▶ [EXERCISE PROMPT]: Quote every line below exactly and skip any picture.

--- START OF DATA SUPPLIED ---

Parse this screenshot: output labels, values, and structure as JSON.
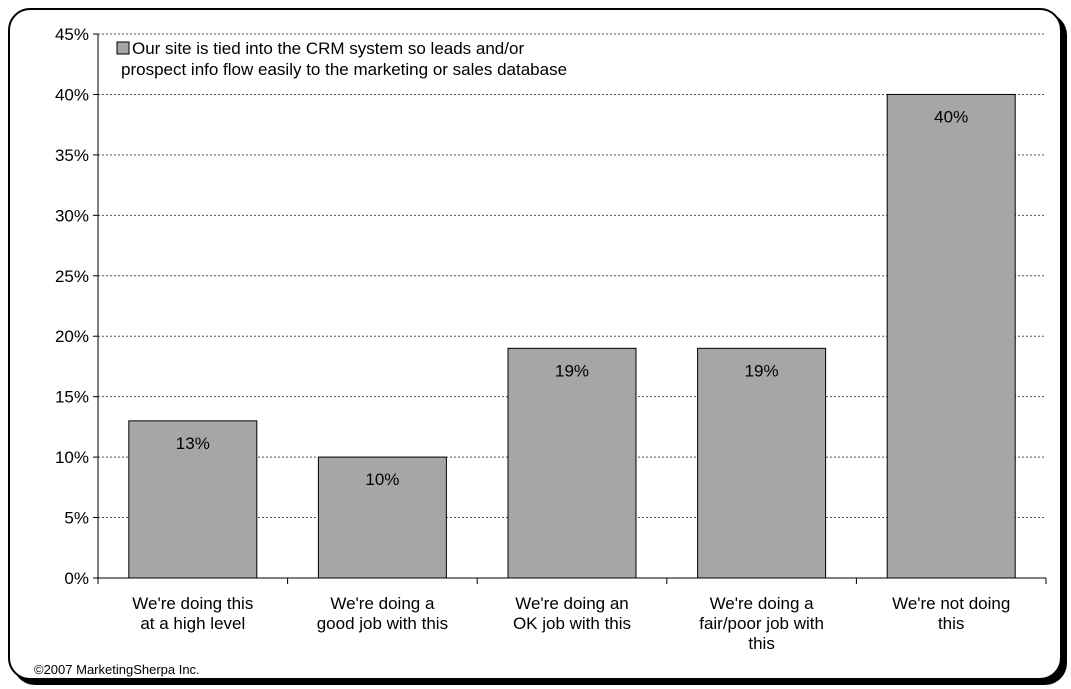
{
  "chart_data": {
    "type": "bar",
    "categories": [
      [
        "We're doing this",
        "at a high level"
      ],
      [
        "We're doing a",
        "good job with this"
      ],
      [
        "We're doing an",
        "OK job with this"
      ],
      [
        "We're doing a",
        "fair/poor job with",
        "this"
      ],
      [
        "We're not doing",
        "this"
      ]
    ],
    "series": [
      {
        "name": "Our site is tied into the CRM system so leads and/or prospect info flow easily to the marketing or sales database",
        "name_lines": [
          "Our site is tied into the CRM system so leads and/or",
          "prospect info flow easily to the marketing or sales database"
        ],
        "values": [
          13,
          10,
          19,
          19,
          40
        ],
        "value_labels": [
          "13%",
          "10%",
          "19%",
          "19%",
          "40%"
        ]
      }
    ],
    "ylim": [
      0,
      45
    ],
    "yticks": [
      0,
      5,
      10,
      15,
      20,
      25,
      30,
      35,
      40,
      45
    ],
    "ytick_labels": [
      "0%",
      "5%",
      "10%",
      "15%",
      "20%",
      "25%",
      "30%",
      "35%",
      "40%",
      "45%"
    ],
    "grid": true,
    "legend_position": "top-left",
    "colors": {
      "bar": "#a6a6a6",
      "bar_stroke": "#000000",
      "grid": "#555555"
    }
  },
  "footer": {
    "copyright": "©2007 MarketingSherpa Inc."
  }
}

--- END OF DATA SUPPLIED ---

▶ [EXERCISE ANSWER]:
Parse this screenshot: output labels, values, and structure as JSON.
{
  "chart_data": {
    "type": "bar",
    "categories": [
      [
        "We're doing this",
        "at a high level"
      ],
      [
        "We're doing a",
        "good job with this"
      ],
      [
        "We're doing an",
        "OK job with this"
      ],
      [
        "We're doing a",
        "fair/poor job with",
        "this"
      ],
      [
        "We're not doing",
        "this"
      ]
    ],
    "series": [
      {
        "name": "Our site is tied into the CRM system so leads and/or prospect info flow easily to the marketing or sales database",
        "name_lines": [
          "Our site is tied into the CRM system so leads and/or",
          "prospect info flow easily to the marketing or sales database"
        ],
        "values": [
          13,
          10,
          19,
          19,
          40
        ],
        "value_labels": [
          "13%",
          "10%",
          "19%",
          "19%",
          "40%"
        ]
      }
    ],
    "ylim": [
      0,
      45
    ],
    "yticks": [
      0,
      5,
      10,
      15,
      20,
      25,
      30,
      35,
      40,
      45
    ],
    "ytick_labels": [
      "0%",
      "5%",
      "10%",
      "15%",
      "20%",
      "25%",
      "30%",
      "35%",
      "40%",
      "45%"
    ],
    "grid": true,
    "legend_position": "top-left",
    "colors": {
      "bar": "#a6a6a6",
      "bar_stroke": "#000000",
      "grid": "#555555"
    }
  },
  "footer": {
    "copyright": "©2007 MarketingSherpa Inc."
  }
}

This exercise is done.